* **Annotated region listings**:
·····

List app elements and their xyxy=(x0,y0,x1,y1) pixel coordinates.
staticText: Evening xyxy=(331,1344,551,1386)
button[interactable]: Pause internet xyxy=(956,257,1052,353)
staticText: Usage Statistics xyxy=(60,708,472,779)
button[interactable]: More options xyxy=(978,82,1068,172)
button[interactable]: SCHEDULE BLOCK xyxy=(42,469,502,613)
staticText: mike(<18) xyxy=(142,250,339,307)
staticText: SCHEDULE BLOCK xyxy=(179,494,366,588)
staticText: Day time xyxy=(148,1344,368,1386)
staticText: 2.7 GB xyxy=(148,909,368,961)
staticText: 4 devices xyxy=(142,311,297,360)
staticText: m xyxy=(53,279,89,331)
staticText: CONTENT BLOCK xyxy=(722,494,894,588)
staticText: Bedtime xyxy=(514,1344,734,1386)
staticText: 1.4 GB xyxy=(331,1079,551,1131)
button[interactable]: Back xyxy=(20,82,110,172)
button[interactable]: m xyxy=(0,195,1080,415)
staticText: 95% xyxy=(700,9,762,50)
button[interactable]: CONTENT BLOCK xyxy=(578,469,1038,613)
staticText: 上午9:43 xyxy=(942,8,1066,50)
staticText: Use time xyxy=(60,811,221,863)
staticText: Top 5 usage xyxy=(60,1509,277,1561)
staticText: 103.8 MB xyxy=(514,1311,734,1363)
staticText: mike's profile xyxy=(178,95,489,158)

·····

* **WHAT NEEDS TO BE DONE**: In the part that opens with the first line of the records and closes with the line containing "button[interactable]: More options", rename "Pause internet" to "Suspend internet" and give those lines again with nothing else altered.

* **RESULT OF THE EXERCISE**:
List app elements and their xyxy=(x0,y0,x1,y1) pixel coordinates.
staticText: Evening xyxy=(331,1344,551,1386)
button[interactable]: Suspend internet xyxy=(956,257,1052,353)
staticText: Usage Statistics xyxy=(60,708,472,779)
button[interactable]: More options xyxy=(978,82,1068,172)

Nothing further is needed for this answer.